**Directions for this task**
Among the records below, find the lines that contain "JSON" and copy each of them.
━━ Source material
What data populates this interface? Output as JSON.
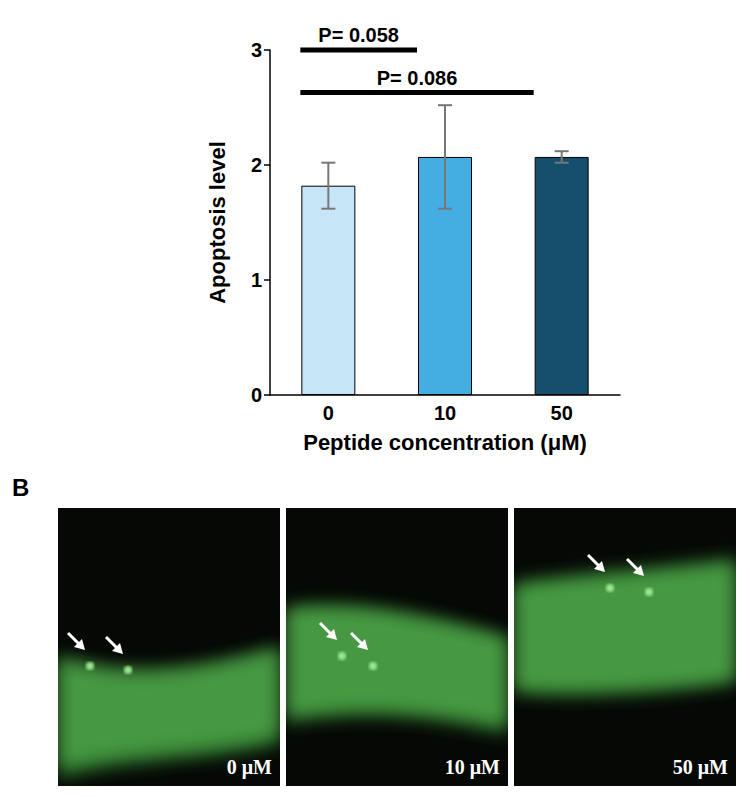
{
  "chart_data": {
    "type": "bar",
    "panel": "A",
    "categories": [
      "0",
      "10",
      "50"
    ],
    "values": [
      1.82,
      2.07,
      2.07
    ],
    "errors": [
      0.2,
      0.45,
      0.05
    ],
    "colors": [
      "#c6e6f7",
      "#44aee3",
      "#154f6e"
    ],
    "x_label": "Peptide concentration (μM)",
    "y_label": "Apoptosis level",
    "ylim": [
      0,
      3
    ],
    "yticks": [
      0,
      1,
      2,
      3
    ],
    "grid": false,
    "annotations": [
      {
        "text": "P= 0.058",
        "from": "0",
        "to": "10",
        "y": 3.0
      },
      {
        "text": "P= 0.086",
        "from": "0",
        "to": "50",
        "y": 2.63
      }
    ]
  },
  "images": {
    "panel": "B",
    "frames": [
      {
        "label": "0 μM"
      },
      {
        "label": "10 μM"
      },
      {
        "label": "50 μM"
      }
    ]
  }
}
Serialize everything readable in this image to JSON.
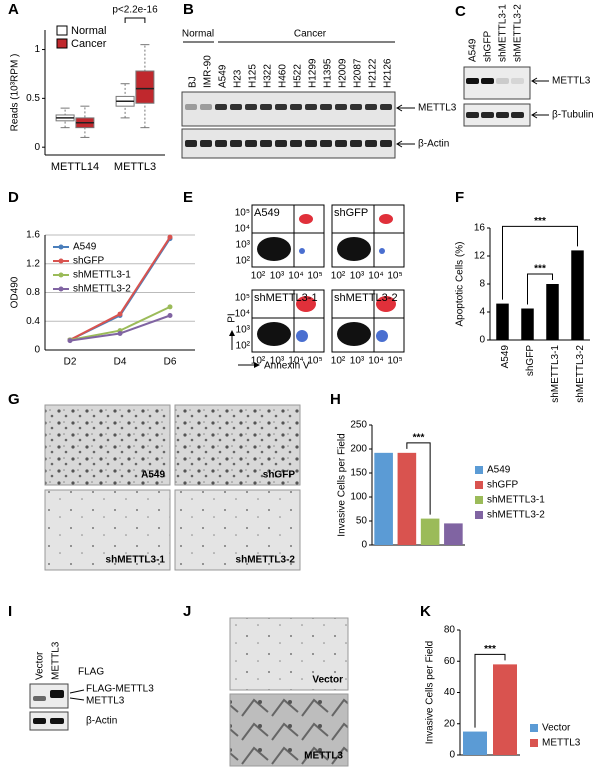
{
  "panel_labels": [
    "A",
    "B",
    "C",
    "D",
    "E",
    "F",
    "G",
    "H",
    "I",
    "J",
    "K"
  ],
  "blot_B": {
    "groups": [
      "Normal",
      "Cancer"
    ],
    "lanes": [
      "BJ",
      "IMR-90",
      "A549",
      "H23",
      "H125",
      "H322",
      "H460",
      "H522",
      "H1299",
      "H1395",
      "H2009",
      "H2087",
      "H2122",
      "H2126"
    ],
    "bands": [
      "METTL3",
      "β-Actin"
    ]
  },
  "blot_C": {
    "lanes": [
      "A549",
      "shGFP",
      "shMETTL3-1",
      "shMETTL3-2"
    ],
    "bands": [
      "METTL3",
      "β-Tubulin"
    ]
  },
  "blot_I": {
    "lanes": [
      "Vector",
      "METTL3"
    ],
    "antibody": "FLAG",
    "bands": [
      "FLAG-METTL3",
      "METTL3",
      "β-Actin"
    ]
  },
  "flow_E": {
    "samples": [
      "A549",
      "shGFP",
      "shMETTL3-1",
      "shMETTL3-2"
    ],
    "ticks": [
      "10²",
      "10³",
      "10⁴",
      "10⁵"
    ],
    "y_label": "PI",
    "x_label": "Annexin V"
  },
  "images_G": {
    "labels": [
      "A549",
      "shGFP",
      "shMETTL3-1",
      "shMETTL3-2"
    ]
  },
  "images_J": {
    "labels": [
      "Vector",
      "METTL3"
    ]
  },
  "chart_data": [
    {
      "type": "box",
      "ylabel": "Reads (10³RPM )",
      "annotation": "p<2.2e-16",
      "categories": [
        "METTL14",
        "METTL3"
      ],
      "series": [
        {
          "name": "Normal",
          "color": "#ffffff",
          "min": [
            0.2,
            0.3
          ],
          "q1": [
            0.27,
            0.42
          ],
          "median": [
            0.3,
            0.47
          ],
          "q3": [
            0.33,
            0.52
          ],
          "max": [
            0.4,
            0.65
          ]
        },
        {
          "name": "Cancer",
          "color": "#c0282d",
          "min": [
            0.1,
            0.2
          ],
          "q1": [
            0.2,
            0.45
          ],
          "median": [
            0.25,
            0.6
          ],
          "q3": [
            0.3,
            0.78
          ],
          "max": [
            0.42,
            1.05
          ]
        }
      ],
      "ylim": [
        -0.08,
        1.2
      ],
      "yticks": [
        0,
        0.5,
        1
      ]
    },
    {
      "type": "line",
      "ylabel": "OD490",
      "categories": [
        "D2",
        "D4",
        "D6"
      ],
      "series": [
        {
          "name": "A549",
          "color": "#4a7ebb",
          "values": [
            0.14,
            0.48,
            1.55
          ]
        },
        {
          "name": "shGFP",
          "color": "#d9534f",
          "values": [
            0.14,
            0.5,
            1.57
          ]
        },
        {
          "name": "shMETTL3-1",
          "color": "#9bbb59",
          "values": [
            0.14,
            0.27,
            0.6
          ]
        },
        {
          "name": "shMETTL3-2",
          "color": "#8064a2",
          "values": [
            0.13,
            0.23,
            0.48
          ]
        }
      ],
      "ylim": [
        0,
        1.6
      ],
      "yticks": [
        0,
        0.4,
        0.8,
        1.2,
        1.6
      ],
      "grid": true
    },
    {
      "type": "bar",
      "ylabel": "Apoptotic Cells (%)",
      "categories": [
        "A549",
        "shGFP",
        "shMETTL3-1",
        "shMETTL3-2"
      ],
      "values": [
        5.2,
        4.5,
        8,
        12.8
      ],
      "color": "#000000",
      "ylim": [
        0,
        16
      ],
      "yticks": [
        0,
        4,
        8,
        12,
        16
      ],
      "annotations": [
        "***",
        "***"
      ]
    },
    {
      "type": "bar",
      "ylabel": "Invasive Cells per Field",
      "categories": [
        "A549",
        "shGFP",
        "shMETTL3-1",
        "shMETTL3-2"
      ],
      "values": [
        192,
        192,
        55,
        45
      ],
      "colors": [
        "#5b9bd5",
        "#d9534f",
        "#9bbb59",
        "#8064a2"
      ],
      "legend": true,
      "ylim": [
        0,
        250
      ],
      "yticks": [
        0,
        50,
        100,
        150,
        200,
        250
      ],
      "annotations": [
        "***"
      ]
    },
    {
      "type": "bar",
      "ylabel": "Invasive Cells per Field",
      "categories": [
        "Vector",
        "METTL3"
      ],
      "values": [
        15,
        58
      ],
      "colors": [
        "#5b9bd5",
        "#d9534f"
      ],
      "legend": true,
      "ylim": [
        0,
        80
      ],
      "yticks": [
        0,
        20,
        40,
        60,
        80
      ],
      "annotations": [
        "***"
      ]
    }
  ]
}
━━━━
**Result below**
What data populates this interface? Output as JSON.
Serialize everything readable in this image to JSON.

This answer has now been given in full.